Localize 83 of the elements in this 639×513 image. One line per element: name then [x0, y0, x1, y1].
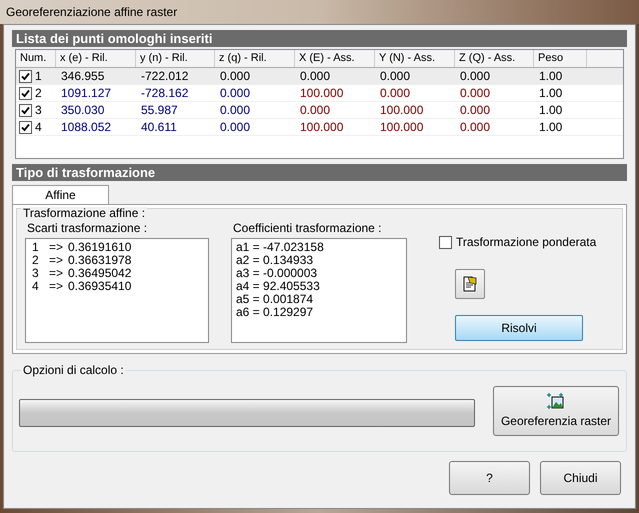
table-cell-text: 0.000	[299, 102, 332, 118]
residual-value: 0.36631978	[68, 254, 132, 267]
table-cell-text: -722.012	[140, 68, 190, 84]
group-title: Opzioni di calcolo :	[21, 363, 126, 377]
table-cell-text: 4	[35, 119, 42, 136]
arrow-text: =>	[48, 280, 64, 293]
table-cell-text: 346.955	[60, 68, 106, 84]
table-row[interactable]: 4 1088.052 40.611 0.000 100.000 100.000 0.000 1.00	[16, 119, 623, 136]
column-header[interactable]: Y (N) - Ass.	[375, 50, 455, 67]
tab[interactable]: Affine	[12, 185, 109, 204]
row-checkbox[interactable]	[19, 104, 32, 116]
table-cell-text: 100.000	[379, 102, 424, 118]
column-header[interactable]: Z (Q) - Ass.	[455, 50, 534, 67]
document-icon	[461, 275, 479, 293]
column-header[interactable]: x (e) - Ril.	[56, 50, 136, 67]
checkbox-label[interactable]: Trasformazione ponderata	[456, 233, 596, 251]
table-cell-text: 1091.127	[60, 85, 112, 101]
table-cell-text: 0.000	[459, 119, 492, 135]
table-cell-text: 1.00	[538, 102, 564, 118]
table-cell-text: 0.000	[219, 85, 252, 101]
table-cell-text: 0.000	[219, 102, 252, 118]
table-cell-text: 100.000	[299, 85, 344, 101]
residual-index: 2	[32, 254, 40, 267]
picture-frame-icon	[547, 392, 565, 410]
group-title: Trasformazione affine :	[21, 207, 148, 219]
table-cell-text: 0.000	[379, 68, 412, 84]
table-cell-text: 3	[35, 102, 42, 119]
table-cell-text: 100.000	[299, 119, 344, 135]
residual-value: 0.36495042	[68, 267, 132, 280]
residual-index: 3	[32, 267, 40, 280]
row-checkbox[interactable]	[19, 86, 32, 100]
table-cell-text: 100.000	[379, 119, 424, 135]
table-cell-text: 1	[35, 68, 42, 85]
dialog-button[interactable]: ?	[449, 461, 530, 495]
table-cell-text: 0.000	[379, 85, 412, 101]
column-header[interactable]: Num.	[16, 50, 56, 67]
arrow-text: =>	[48, 241, 64, 254]
table-row[interactable]: 1 346.955 -722.012 0.000 0.000 0.000 0.000 1.00	[16, 68, 623, 85]
table-cell-text: 1.00	[538, 68, 564, 84]
table-cell-text: 2	[35, 85, 42, 102]
list-label: Coefficienti trasformazione :	[233, 220, 383, 234]
table-cell-text: 55.987	[140, 102, 179, 118]
table-cell-text: 1.00	[538, 85, 564, 101]
table-cell-text: 1088.052	[60, 119, 112, 135]
list-label: Scarti trasformazione :	[27, 220, 148, 234]
table-row[interactable]: 3 350.030 55.987 0.000 0.000 100.000 0.000 1.00	[16, 102, 623, 119]
row-checkbox[interactable]	[19, 70, 32, 82]
coefficient-text: a1 = -47.023158	[236, 241, 325, 254]
weighted-checkbox[interactable]	[439, 236, 452, 248]
residual-index: 1	[32, 241, 40, 254]
table-cell-text: 1.00	[538, 119, 564, 135]
solve-button[interactable]: Risolvi	[455, 315, 583, 341]
table-cell-text: 350.030	[60, 102, 106, 118]
table-cell-text: -728.162	[140, 85, 190, 101]
arrow-text: =>	[48, 267, 64, 280]
table-row[interactable]: 2 1091.127 -728.162 0.000 100.000 0.000 0.000 1.00	[16, 85, 623, 102]
coefficient-text: a5 = 0.001874	[236, 293, 314, 306]
coefficient-text: a4 = 92.405533	[236, 280, 321, 293]
section-header: Lista dei punti omologhi inseriti	[12, 30, 627, 47]
coefficient-text: a3 = -0.000003	[236, 267, 318, 280]
dialog-button[interactable]: Chiudi	[540, 461, 621, 495]
section-header: Tipo di trasformazione	[12, 164, 627, 181]
table-cell-text: 0.000	[459, 68, 492, 84]
column-header[interactable]: X (E) - Ass.	[295, 50, 375, 67]
table-cell-text: 0.000	[459, 102, 492, 118]
table-cell-text: 0.000	[299, 68, 332, 84]
column-header[interactable]: Peso	[534, 50, 587, 67]
table-cell-text: 0.000	[219, 119, 252, 135]
table-cell-text: 0.000	[459, 85, 492, 101]
residual-value: 0.36191610	[68, 241, 132, 254]
window-title: Georeferenziazione affine raster	[6, 4, 178, 21]
residual-index: 4	[32, 280, 40, 293]
column-header[interactable]: z (q) - Ril.	[215, 50, 295, 67]
georeference-button[interactable]: Georeferenzia raster	[493, 386, 619, 436]
document-button[interactable]	[455, 269, 485, 299]
table-cell-text: 0.000	[219, 68, 252, 84]
arrow-text: =>	[48, 254, 64, 267]
row-checkbox[interactable]	[19, 120, 32, 134]
residual-value: 0.36935410	[68, 280, 132, 293]
column-header[interactable]: y (n) - Ril.	[136, 50, 215, 67]
coefficient-text: a6 = 0.129297	[236, 306, 314, 319]
coefficient-text: a2 = 0.134933	[236, 254, 314, 267]
table-cell-text: 40.611	[140, 119, 178, 135]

> **What to do**
Copy out every row above that contains the string "section", in full and in its original order.

> **Task result**
section-header: Lista dei punti omologhi inseriti	[12, 30, 627, 47]
section-header: Tipo di trasformazione	[12, 164, 627, 181]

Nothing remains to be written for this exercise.